§ TUS TAREAS
• A. Di si cada frase coincide con el texto sobre Milán en el cine. Responde sí o no y cita las palabras exactas del texto que lo deciden. (i) El patriarca de los Ricchi deja la mitad de su imperio a su hijo primogénito. (ii) En esa historia nieva mucho. (iii) La película "Io Sonno l'amore" es de Luca Guadagnino.
• B. Nombra todos los lugares concretos de Milán que aparecen en el texto sobre Milán en el cine.
• C. Sigue escribiendo el texto sobre Milán en el cine a partir de su última frase.

§ SECCIÓN DEL DOCUMENTO
<<<<

Oír a Mina cantando Città Vuota y ver La Notte es buen aperitivo antes de conocer a la poderosa Milán.

Cambiamos de historia. Es invierno, sigue el invierno. Nieva copiosamente. Dentro de una mansión burguesa, de ricos comerciantes lombardos, cenan y festejan los Ricchi. Poderosa familia industrial. El patriarca, abuelo y moribundo, organiza la reunión a su antojo. Se sabe muerto en breve. Va a consumar algo pensado desde hace años: pasar por encima de su primogénito y ceder la mitad de su imperio de fábricas textiles a su nieto, dando cuenta de que él es el verdadero heredero de sus genes y no su hijo, inferior y cobarde. Arranca así una poderosa historia milanesa de traiciones, oscuridad, celos y odios combinados bajo la sombra de un fatum, un destino que nadie ni nada puede cambiar, por el que pasa también eso que nos ha dado por llamar AMOR. La película es “Io Sonno l'amore”, de Luca Guadagnino. El escenario y protagonista central vuelve a ser Milán. Una Milán en este caso postindustrial, machacada por la crisis de inicios del XXI y la llegada de los nuevos ricos de Oriente que compran, vacían y convierten a la ciudad en una sucursal de la globalización. Una Milán de creación hecha franquicia de productos baratos y clónicos. Del terciopelo al plástico, pasando por Berlusconi y Tele5. Nuestros protagonistas ven cómo todo su mundo se destruye y de nuevo, Milán mira, no se inmuta. Destila soles azules de enero despiadados. La mujer del primogénito traicionado por su padre, una diosa llamada Tilda Swinton, es consciente de lo que pasa y decide arrastrarse sobre los restos del hundimiento para salir de ellos, absorbida por el amor que le vomita el mejor amigo de su hijo, quizás también enamorado de él. Ella pasea su divinidad por el Duomo el día que descubre la vida real de sus hijos y la llamada definitiva del AMOR. Tilda, rubia y poderosa, sufre y ama sin percatarse de que la armoniosa Milán la mira. No hay más que ver cómo la envuelven las fachadas de la Via Alessandro Manzoni, a pocas manzanas de La Scala, otro escenario de óperas muy similares a la historia que ella y su familia viven.

>>>>

§ DATOS PARA ANALIZAR

<<<<

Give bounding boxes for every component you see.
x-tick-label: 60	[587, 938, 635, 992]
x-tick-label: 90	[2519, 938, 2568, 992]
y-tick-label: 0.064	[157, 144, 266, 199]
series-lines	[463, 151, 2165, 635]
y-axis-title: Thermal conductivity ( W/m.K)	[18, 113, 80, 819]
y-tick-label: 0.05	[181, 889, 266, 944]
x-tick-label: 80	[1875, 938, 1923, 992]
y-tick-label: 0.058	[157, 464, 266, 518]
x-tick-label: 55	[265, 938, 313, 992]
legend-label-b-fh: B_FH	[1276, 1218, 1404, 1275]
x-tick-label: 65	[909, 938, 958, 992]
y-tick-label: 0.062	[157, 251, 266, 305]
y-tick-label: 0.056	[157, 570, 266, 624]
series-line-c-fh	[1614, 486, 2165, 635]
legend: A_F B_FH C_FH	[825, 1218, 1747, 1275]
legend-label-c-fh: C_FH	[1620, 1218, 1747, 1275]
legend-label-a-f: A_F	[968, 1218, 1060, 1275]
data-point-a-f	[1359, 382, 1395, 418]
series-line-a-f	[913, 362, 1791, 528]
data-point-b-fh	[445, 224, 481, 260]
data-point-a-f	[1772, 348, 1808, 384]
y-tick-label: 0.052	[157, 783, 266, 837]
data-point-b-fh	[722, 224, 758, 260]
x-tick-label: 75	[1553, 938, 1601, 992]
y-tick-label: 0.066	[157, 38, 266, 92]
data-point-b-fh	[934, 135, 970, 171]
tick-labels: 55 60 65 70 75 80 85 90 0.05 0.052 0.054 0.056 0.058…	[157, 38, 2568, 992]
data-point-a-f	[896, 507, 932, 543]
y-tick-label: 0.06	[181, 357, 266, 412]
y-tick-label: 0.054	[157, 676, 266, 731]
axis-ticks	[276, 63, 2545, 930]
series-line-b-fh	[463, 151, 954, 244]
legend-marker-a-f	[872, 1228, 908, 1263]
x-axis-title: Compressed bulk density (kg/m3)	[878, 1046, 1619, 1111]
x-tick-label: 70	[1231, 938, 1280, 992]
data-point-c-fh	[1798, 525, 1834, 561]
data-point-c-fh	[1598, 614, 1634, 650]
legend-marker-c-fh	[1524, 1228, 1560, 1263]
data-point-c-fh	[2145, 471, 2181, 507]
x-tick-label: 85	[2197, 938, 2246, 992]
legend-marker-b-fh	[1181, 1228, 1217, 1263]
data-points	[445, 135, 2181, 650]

>>>>

§ RESPUESTAS POR PUNTO
• A.
(i) No: "pasar por encima de su primogénito y ceder la mitad de su imperio de fábricas textiles a su nieto"
(ii) Sí: "Nieva copiosamente."
(iii) Sí: "La película es “Io Sonno l'amore”, de Luca Guadagnino."

• B. el Duomo, la Via Alessandro Manzoni, La Scala

• C.
En ambas películas y en la canción de Mina no se aprecian ni se comentan rincones afamados y únicos: iglesias lombardas medievales (como San Lorenzo) ni parques sobre bastiones militares (Parco Sampione). Tampoco se verán barrios intensos como el que rodea el canal Naviglio Grande, donde compré, por cierto, un idolatrado vinilo de la Mazzini, asombrosamente milanés. Da igual. Milán espera a ser pisada. Tómese lo expuesto como aperitivo. Luego basta con visitarla con los ojos del alma abiertos.